### TASK REQUIREMENTS
Return the material word for word. Do not include pictures.

### DATASET EXCERPTS
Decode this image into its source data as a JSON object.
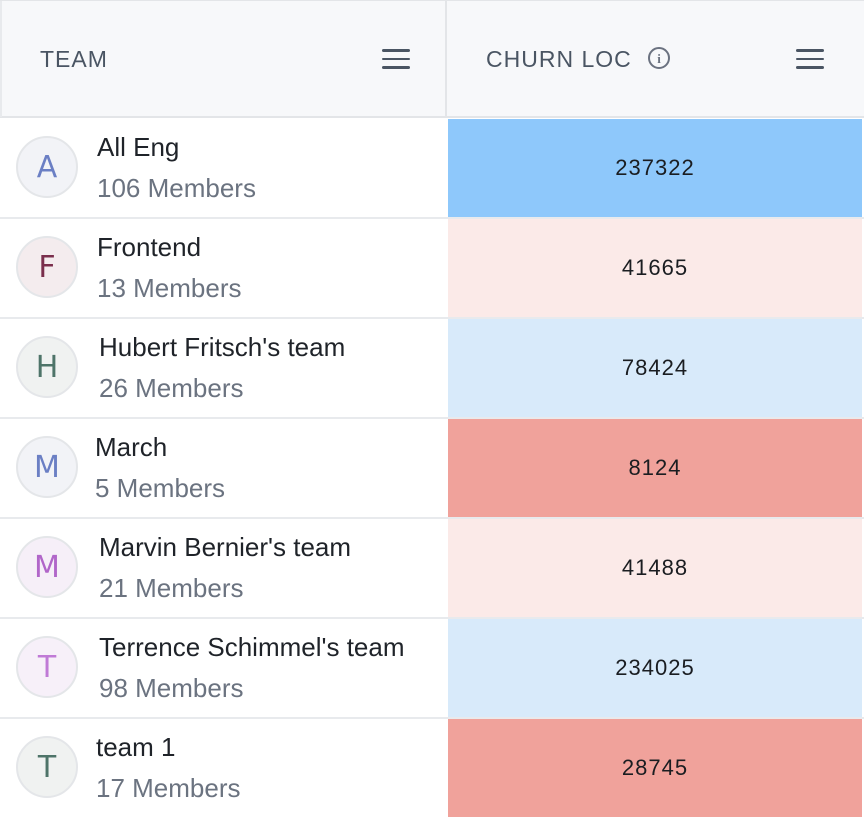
{
  "header": {
    "team_label": "TEAM",
    "churn_label": "CHURN LOC",
    "info_glyph": "i"
  },
  "rows": [
    {
      "initial": "A",
      "name": "All Eng",
      "members": "106 Members",
      "churn": "237322",
      "avatar_color": "#6b7fc4",
      "avatar_bg": "#f2f3f7",
      "cell_color": "#8ec8fb"
    },
    {
      "initial": "F",
      "name": "Frontend",
      "members": "13 Members",
      "churn": "41665",
      "avatar_color": "#7a2e4c",
      "avatar_bg": "#f4ecee",
      "cell_color": "#fbeae8"
    },
    {
      "initial": "H",
      "name": "Hubert Fritsch's team",
      "members": "26 Members",
      "churn": "78424",
      "avatar_color": "#4e7469",
      "avatar_bg": "#f0f2f1",
      "cell_color": "#d8eafa"
    },
    {
      "initial": "M",
      "name": "March",
      "members": "5 Members",
      "churn": "8124",
      "avatar_color": "#6b7fc4",
      "avatar_bg": "#f2f3f7",
      "cell_color": "#f0a29b"
    },
    {
      "initial": "M",
      "name": "Marvin Bernier's team",
      "members": "21 Members",
      "churn": "41488",
      "avatar_color": "#b166c9",
      "avatar_bg": "#f6eff8",
      "cell_color": "#fbeae8"
    },
    {
      "initial": "T",
      "name": "Terrence Schimmel's team",
      "members": "98 Members",
      "churn": "234025",
      "avatar_color": "#c07ad6",
      "avatar_bg": "#f7f0f9",
      "cell_color": "#d8eafa"
    },
    {
      "initial": "T",
      "name": "team 1",
      "members": "17 Members",
      "churn": "28745",
      "avatar_color": "#4e7469",
      "avatar_bg": "#f0f2f1",
      "cell_color": "#f0a29b"
    }
  ]
}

### ANSWER TO THE PROBLEM
Decode this image into its source data as a JSON object.
{
  "header": {
    "team_label": "TEAM",
    "churn_label": "CHURN LOC",
    "info_glyph": "i"
  },
  "rows": [
    {
      "initial": "A",
      "name": "All Eng",
      "members": "106 Members",
      "churn": "237322",
      "avatar_color": "#6b7fc4",
      "avatar_bg": "#f2f3f7",
      "cell_color": "#8ec8fb"
    },
    {
      "initial": "F",
      "name": "Frontend",
      "members": "13 Members",
      "churn": "41665",
      "avatar_color": "#7a2e4c",
      "avatar_bg": "#f4ecee",
      "cell_color": "#fbeae8"
    },
    {
      "initial": "H",
      "name": "Hubert Fritsch's team",
      "members": "26 Members",
      "churn": "78424",
      "avatar_color": "#4e7469",
      "avatar_bg": "#f0f2f1",
      "cell_color": "#d8eafa"
    },
    {
      "initial": "M",
      "name": "March",
      "members": "5 Members",
      "churn": "8124",
      "avatar_color": "#6b7fc4",
      "avatar_bg": "#f2f3f7",
      "cell_color": "#f0a29b"
    },
    {
      "initial": "M",
      "name": "Marvin Bernier's team",
      "members": "21 Members",
      "churn": "41488",
      "avatar_color": "#b166c9",
      "avatar_bg": "#f6eff8",
      "cell_color": "#fbeae8"
    },
    {
      "initial": "T",
      "name": "Terrence Schimmel's team",
      "members": "98 Members",
      "churn": "234025",
      "avatar_color": "#c07ad6",
      "avatar_bg": "#f7f0f9",
      "cell_color": "#d8eafa"
    },
    {
      "initial": "T",
      "name": "team 1",
      "members": "17 Members",
      "churn": "28745",
      "avatar_color": "#4e7469",
      "avatar_bg": "#f0f2f1",
      "cell_color": "#f0a29b"
    }
  ]
}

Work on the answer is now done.